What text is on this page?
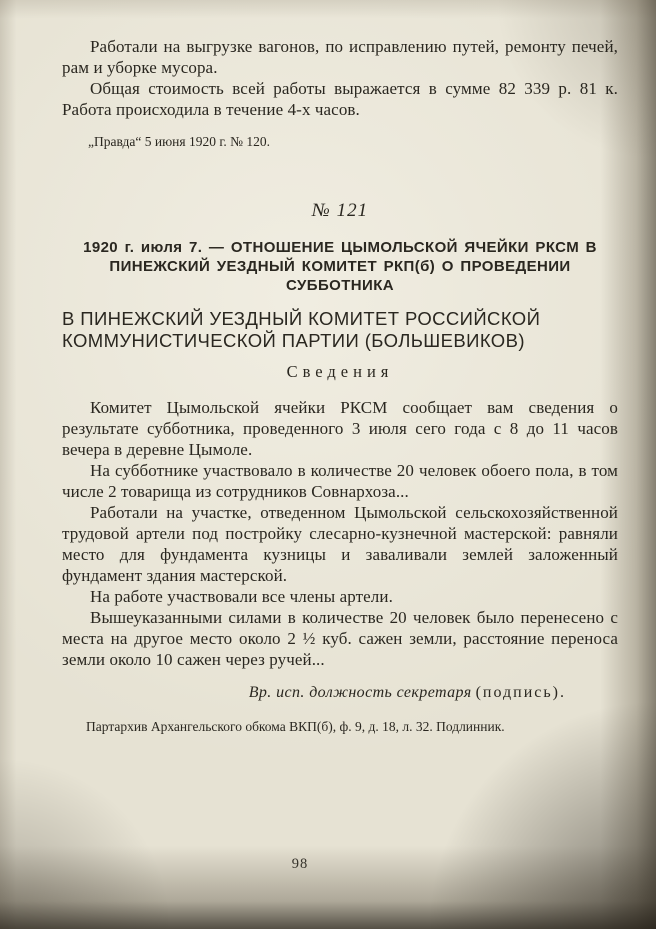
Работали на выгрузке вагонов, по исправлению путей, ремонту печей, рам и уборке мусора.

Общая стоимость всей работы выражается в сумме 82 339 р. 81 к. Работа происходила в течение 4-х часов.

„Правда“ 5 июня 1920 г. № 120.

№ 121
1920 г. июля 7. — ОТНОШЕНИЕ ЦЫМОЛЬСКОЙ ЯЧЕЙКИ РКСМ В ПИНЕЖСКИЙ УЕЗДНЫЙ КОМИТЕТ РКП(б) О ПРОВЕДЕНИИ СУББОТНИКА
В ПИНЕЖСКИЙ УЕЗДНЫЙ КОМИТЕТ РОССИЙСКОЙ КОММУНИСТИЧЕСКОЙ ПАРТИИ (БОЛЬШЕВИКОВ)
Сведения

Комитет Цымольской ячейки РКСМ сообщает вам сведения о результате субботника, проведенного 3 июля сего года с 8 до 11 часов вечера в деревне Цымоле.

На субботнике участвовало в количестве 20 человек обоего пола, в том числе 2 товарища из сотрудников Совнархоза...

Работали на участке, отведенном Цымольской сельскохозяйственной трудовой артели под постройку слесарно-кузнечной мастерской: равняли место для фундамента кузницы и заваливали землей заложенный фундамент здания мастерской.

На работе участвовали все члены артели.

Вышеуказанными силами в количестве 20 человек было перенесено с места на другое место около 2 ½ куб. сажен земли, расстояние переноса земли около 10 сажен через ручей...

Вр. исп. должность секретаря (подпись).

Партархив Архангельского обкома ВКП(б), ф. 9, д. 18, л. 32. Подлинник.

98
------------------------------------
■ Problem to solve
Set the entries down again exactly. Do not include the images.

■ Result of this exercise
What text is on this page?
Работали на выгрузке вагонов, по исправлению путей, ремонту печей, рам и уборке мусора.

Общая стоимость всей работы выражается в сумме 82 339 р. 81 к. Работа происходила в течение 4-х часов.

„Правда“ 5 июня 1920 г. № 120.

№ 121
1920 г. июля 7. — ОТНОШЕНИЕ ЦЫМОЛЬСКОЙ ЯЧЕЙКИ РКСМ В ПИНЕЖСКИЙ УЕЗДНЫЙ КОМИТЕТ РКП(б) О ПРОВЕДЕНИИ СУББОТНИКА
В ПИНЕЖСКИЙ УЕЗДНЫЙ КОМИТЕТ РОССИЙСКОЙ КОММУНИСТИЧЕСКОЙ ПАРТИИ (БОЛЬШЕВИКОВ)
Сведения

Комитет Цымольской ячейки РКСМ сообщает вам сведения о результате субботника, проведенного 3 июля сего года с 8 до 11 часов вечера в деревне Цымоле.

На субботнике участвовало в количестве 20 человек обоего пола, в том числе 2 товарища из сотрудников Совнархоза...

Работали на участке, отведенном Цымольской сельскохозяйственной трудовой артели под постройку слесарно-кузнечной мастерской: равняли место для фундамента кузницы и заваливали землей заложенный фундамент здания мастерской.

На работе участвовали все члены артели.

Вышеуказанными силами в количестве 20 человек было перенесено с места на другое место около 2 ½ куб. сажен земли, расстояние переноса земли около 10 сажен через ручей...

Вр. исп. должность секретаря (подпись).

Партархив Архангельского обкома ВКП(б), ф. 9, д. 18, л. 32. Подлинник.

98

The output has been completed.